++++ Supplied entries

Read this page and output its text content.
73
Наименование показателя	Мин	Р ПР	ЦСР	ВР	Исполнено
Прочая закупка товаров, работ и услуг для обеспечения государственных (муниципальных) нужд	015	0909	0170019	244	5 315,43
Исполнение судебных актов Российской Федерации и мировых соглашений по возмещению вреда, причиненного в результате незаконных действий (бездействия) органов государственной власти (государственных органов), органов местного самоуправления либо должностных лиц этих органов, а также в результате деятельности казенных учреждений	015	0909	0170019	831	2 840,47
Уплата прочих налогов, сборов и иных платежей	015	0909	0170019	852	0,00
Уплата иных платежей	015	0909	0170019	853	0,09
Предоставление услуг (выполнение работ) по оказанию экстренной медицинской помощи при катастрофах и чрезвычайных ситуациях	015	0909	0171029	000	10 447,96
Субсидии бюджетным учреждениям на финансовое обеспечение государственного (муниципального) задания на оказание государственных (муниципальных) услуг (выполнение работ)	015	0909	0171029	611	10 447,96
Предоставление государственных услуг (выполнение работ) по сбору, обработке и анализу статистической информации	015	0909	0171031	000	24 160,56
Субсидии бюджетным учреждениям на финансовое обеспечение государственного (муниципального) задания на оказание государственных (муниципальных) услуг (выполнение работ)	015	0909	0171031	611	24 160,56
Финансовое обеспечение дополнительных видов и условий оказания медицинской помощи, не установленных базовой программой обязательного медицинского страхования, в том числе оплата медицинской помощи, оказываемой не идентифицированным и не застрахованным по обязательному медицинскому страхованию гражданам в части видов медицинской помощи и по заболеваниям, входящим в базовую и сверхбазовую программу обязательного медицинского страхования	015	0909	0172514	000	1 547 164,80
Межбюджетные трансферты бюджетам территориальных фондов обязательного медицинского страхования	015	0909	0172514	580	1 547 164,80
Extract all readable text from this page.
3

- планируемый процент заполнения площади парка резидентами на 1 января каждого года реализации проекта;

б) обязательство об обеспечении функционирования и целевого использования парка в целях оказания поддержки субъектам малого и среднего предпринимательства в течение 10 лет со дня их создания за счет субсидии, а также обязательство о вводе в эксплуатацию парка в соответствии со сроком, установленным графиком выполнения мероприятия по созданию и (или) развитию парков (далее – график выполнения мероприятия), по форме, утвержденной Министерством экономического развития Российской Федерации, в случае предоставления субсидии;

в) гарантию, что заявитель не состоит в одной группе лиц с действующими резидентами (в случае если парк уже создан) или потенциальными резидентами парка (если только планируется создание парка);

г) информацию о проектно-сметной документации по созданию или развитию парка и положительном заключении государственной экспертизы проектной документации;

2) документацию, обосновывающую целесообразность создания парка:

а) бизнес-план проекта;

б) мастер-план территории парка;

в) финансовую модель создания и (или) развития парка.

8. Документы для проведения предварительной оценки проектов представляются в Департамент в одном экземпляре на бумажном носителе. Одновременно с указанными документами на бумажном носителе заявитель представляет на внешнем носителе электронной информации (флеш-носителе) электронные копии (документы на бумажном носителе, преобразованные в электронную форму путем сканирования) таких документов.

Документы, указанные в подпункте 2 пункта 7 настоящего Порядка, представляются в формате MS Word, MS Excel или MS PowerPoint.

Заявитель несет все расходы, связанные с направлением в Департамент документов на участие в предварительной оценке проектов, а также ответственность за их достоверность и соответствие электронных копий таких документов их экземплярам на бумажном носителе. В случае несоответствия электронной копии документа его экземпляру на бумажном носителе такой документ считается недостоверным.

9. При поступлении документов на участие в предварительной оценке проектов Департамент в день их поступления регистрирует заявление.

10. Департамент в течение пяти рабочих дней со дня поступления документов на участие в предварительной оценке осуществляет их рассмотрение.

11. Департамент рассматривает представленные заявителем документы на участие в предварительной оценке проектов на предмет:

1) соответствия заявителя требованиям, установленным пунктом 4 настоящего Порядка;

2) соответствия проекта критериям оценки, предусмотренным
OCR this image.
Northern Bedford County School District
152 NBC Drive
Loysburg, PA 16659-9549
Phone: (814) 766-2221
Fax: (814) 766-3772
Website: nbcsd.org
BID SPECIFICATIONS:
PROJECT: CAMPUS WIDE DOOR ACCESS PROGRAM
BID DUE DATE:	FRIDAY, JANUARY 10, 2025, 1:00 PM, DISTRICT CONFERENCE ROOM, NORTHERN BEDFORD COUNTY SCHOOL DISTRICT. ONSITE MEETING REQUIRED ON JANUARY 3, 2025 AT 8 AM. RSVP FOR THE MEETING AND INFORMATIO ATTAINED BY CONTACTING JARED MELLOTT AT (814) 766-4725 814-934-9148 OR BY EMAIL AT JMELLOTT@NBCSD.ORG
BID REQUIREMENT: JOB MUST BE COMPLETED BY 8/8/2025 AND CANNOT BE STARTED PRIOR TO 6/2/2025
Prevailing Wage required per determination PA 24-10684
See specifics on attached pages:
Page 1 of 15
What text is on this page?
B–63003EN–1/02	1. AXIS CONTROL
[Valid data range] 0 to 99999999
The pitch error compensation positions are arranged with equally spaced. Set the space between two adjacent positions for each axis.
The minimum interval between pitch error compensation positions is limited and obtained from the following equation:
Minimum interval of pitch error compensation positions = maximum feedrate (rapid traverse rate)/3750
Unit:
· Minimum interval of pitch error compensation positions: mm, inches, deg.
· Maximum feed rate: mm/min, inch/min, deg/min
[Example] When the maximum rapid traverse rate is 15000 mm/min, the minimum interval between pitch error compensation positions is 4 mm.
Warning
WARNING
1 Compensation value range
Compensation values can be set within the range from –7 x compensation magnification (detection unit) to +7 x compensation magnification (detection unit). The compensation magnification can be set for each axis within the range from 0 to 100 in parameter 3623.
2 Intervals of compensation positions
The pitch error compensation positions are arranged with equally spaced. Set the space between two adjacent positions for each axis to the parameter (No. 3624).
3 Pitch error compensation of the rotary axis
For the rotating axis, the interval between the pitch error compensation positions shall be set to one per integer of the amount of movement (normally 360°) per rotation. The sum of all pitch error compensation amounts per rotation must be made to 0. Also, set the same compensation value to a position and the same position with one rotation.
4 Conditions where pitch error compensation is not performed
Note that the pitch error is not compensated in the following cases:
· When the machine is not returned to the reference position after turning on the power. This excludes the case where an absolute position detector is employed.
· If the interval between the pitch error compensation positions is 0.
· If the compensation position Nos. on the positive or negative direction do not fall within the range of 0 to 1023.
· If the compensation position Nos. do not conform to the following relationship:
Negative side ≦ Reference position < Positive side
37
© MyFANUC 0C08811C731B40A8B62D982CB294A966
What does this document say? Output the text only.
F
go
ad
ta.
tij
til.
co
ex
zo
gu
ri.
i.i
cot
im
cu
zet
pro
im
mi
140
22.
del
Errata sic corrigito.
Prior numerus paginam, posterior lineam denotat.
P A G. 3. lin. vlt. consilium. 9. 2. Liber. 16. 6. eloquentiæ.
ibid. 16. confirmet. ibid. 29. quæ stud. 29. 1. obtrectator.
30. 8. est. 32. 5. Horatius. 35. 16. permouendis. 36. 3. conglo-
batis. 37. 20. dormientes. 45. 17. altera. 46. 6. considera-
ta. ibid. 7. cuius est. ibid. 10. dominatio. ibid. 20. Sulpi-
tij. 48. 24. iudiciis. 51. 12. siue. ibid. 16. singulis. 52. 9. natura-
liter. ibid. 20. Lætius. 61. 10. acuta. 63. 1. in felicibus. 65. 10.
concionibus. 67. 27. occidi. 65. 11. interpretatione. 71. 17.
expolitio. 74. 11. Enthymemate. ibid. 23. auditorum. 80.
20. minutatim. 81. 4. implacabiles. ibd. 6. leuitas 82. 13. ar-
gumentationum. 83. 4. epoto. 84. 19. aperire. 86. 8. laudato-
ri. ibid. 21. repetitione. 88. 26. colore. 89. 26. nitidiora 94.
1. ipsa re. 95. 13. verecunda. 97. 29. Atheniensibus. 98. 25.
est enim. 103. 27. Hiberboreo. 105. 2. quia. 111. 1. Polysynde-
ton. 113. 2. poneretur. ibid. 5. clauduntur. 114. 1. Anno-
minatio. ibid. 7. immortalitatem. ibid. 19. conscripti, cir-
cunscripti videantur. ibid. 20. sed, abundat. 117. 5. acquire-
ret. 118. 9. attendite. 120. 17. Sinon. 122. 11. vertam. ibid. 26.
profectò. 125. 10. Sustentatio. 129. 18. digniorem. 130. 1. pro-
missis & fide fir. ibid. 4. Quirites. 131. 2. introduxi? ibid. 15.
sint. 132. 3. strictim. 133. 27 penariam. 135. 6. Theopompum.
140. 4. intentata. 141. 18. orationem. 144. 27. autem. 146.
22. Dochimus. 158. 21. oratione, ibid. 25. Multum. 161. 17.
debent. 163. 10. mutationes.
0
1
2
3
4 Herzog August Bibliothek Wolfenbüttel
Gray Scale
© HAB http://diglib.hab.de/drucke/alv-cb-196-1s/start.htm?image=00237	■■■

++++++++

In the records above, locate each line with the word "установленным". Copy all such lines.

#### Full response:
б) обязательство об обеспечении функционирования и целевого использования парка в целях оказания поддержки субъектам малого и среднего предпринимательства в течение 10 лет со дня их создания за счет субсидии, а также обязательство о вводе в эксплуатацию парка в соответствии со сроком, установленным графиком выполнения мероприятия по созданию и (или) развитию парков (далее – график выполнения мероприятия), по форме, утвержденной Министерством экономического развития Российской Федерации, в случае предоставления субсидии;
1) соответствия заявителя требованиям, установленным пунктом 4 настоящего Порядка;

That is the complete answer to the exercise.